▸ Entries:
○ ○ ○ ○
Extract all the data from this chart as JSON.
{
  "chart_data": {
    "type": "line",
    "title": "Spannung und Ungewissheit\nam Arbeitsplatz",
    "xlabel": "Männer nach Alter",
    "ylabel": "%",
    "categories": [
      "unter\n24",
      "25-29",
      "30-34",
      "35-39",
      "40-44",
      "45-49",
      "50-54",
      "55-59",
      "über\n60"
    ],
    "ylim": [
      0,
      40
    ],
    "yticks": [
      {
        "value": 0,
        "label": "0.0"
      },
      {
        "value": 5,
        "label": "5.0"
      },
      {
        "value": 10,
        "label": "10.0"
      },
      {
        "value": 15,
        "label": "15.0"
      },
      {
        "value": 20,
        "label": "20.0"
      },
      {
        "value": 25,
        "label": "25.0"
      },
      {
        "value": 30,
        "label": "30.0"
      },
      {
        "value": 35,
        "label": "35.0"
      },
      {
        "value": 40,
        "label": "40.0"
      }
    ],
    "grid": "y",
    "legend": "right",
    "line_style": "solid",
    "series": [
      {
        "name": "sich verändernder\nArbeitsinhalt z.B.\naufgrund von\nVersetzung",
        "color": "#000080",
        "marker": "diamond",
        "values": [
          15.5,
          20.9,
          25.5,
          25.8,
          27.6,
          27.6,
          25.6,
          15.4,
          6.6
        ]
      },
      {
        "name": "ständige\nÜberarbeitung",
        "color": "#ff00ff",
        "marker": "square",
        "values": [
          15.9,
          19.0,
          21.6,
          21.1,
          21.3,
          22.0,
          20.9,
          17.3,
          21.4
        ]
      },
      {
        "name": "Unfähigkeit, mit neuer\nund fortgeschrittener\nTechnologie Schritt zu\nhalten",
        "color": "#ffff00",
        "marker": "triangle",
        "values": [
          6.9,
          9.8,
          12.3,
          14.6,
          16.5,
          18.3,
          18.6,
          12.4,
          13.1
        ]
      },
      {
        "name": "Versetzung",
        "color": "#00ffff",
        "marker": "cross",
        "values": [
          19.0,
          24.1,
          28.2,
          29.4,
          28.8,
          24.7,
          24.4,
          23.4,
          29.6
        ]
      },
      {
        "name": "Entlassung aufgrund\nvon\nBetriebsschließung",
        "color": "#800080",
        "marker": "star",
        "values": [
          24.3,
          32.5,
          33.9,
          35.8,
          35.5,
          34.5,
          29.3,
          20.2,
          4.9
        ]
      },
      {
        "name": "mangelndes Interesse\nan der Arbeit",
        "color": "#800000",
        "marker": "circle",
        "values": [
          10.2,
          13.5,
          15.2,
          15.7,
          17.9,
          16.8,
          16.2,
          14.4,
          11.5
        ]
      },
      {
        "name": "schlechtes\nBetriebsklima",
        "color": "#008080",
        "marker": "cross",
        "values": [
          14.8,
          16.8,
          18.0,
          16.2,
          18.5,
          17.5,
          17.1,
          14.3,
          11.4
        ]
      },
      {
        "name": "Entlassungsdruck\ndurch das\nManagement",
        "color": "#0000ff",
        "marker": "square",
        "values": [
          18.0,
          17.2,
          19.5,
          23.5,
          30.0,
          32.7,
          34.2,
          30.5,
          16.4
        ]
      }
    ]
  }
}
○ ○ ○ ○
▸ Exercise requirements:
Each line of the listing should be copied exactly.

▸ Solution below:
Extract all the data from this chart as JSON.
{
  "chart_data": {
    "type": "line",
    "title": "Spannung und Ungewissheit\nam Arbeitsplatz",
    "xlabel": "Männer nach Alter",
    "ylabel": "%",
    "categories": [
      "unter\n24",
      "25-29",
      "30-34",
      "35-39",
      "40-44",
      "45-49",
      "50-54",
      "55-59",
      "über\n60"
    ],
    "ylim": [
      0,
      40
    ],
    "yticks": [
      {
        "value": 0,
        "label": "0.0"
      },
      {
        "value": 5,
        "label": "5.0"
      },
      {
        "value": 10,
        "label": "10.0"
      },
      {
        "value": 15,
        "label": "15.0"
      },
      {
        "value": 20,
        "label": "20.0"
      },
      {
        "value": 25,
        "label": "25.0"
      },
      {
        "value": 30,
        "label": "30.0"
      },
      {
        "value": 35,
        "label": "35.0"
      },
      {
        "value": 40,
        "label": "40.0"
      }
    ],
    "grid": "y",
    "legend": "right",
    "line_style": "solid",
    "series": [
      {
        "name": "sich verändernder\nArbeitsinhalt z.B.\naufgrund von\nVersetzung",
        "color": "#000080",
        "marker": "diamond",
        "values": [
          15.5,
          20.9,
          25.5,
          25.8,
          27.6,
          27.6,
          25.6,
          15.4,
          6.6
        ]
      },
      {
        "name": "ständige\nÜberarbeitung",
        "color": "#ff00ff",
        "marker": "square",
        "values": [
          15.9,
          19.0,
          21.6,
          21.1,
          21.3,
          22.0,
          20.9,
          17.3,
          21.4
        ]
      },
      {
        "name": "Unfähigkeit, mit neuer\nund fortgeschrittener\nTechnologie Schritt zu\nhalten",
        "color": "#ffff00",
        "marker": "triangle",
        "values": [
          6.9,
          9.8,
          12.3,
          14.6,
          16.5,
          18.3,
          18.6,
          12.4,
          13.1
        ]
      },
      {
        "name": "Versetzung",
        "color": "#00ffff",
        "marker": "cross",
        "values": [
          19.0,
          24.1,
          28.2,
          29.4,
          28.8,
          24.7,
          24.4,
          23.4,
          29.6
        ]
      },
      {
        "name": "Entlassung aufgrund\nvon\nBetriebsschließung",
        "color": "#800080",
        "marker": "star",
        "values": [
          24.3,
          32.5,
          33.9,
          35.8,
          35.5,
          34.5,
          29.3,
          20.2,
          4.9
        ]
      },
      {
        "name": "mangelndes Interesse\nan der Arbeit",
        "color": "#800000",
        "marker": "circle",
        "values": [
          10.2,
          13.5,
          15.2,
          15.7,
          17.9,
          16.8,
          16.2,
          14.4,
          11.5
        ]
      },
      {
        "name": "schlechtes\nBetriebsklima",
        "color": "#008080",
        "marker": "cross",
        "values": [
          14.8,
          16.8,
          18.0,
          16.2,
          18.5,
          17.5,
          17.1,
          14.3,
          11.4
        ]
      },
      {
        "name": "Entlassungsdruck\ndurch das\nManagement",
        "color": "#0000ff",
        "marker": "square",
        "values": [
          18.0,
          17.2,
          19.5,
          23.5,
          30.0,
          32.7,
          34.2,
          30.5,
          16.4
        ]
      }
    ]
  }
}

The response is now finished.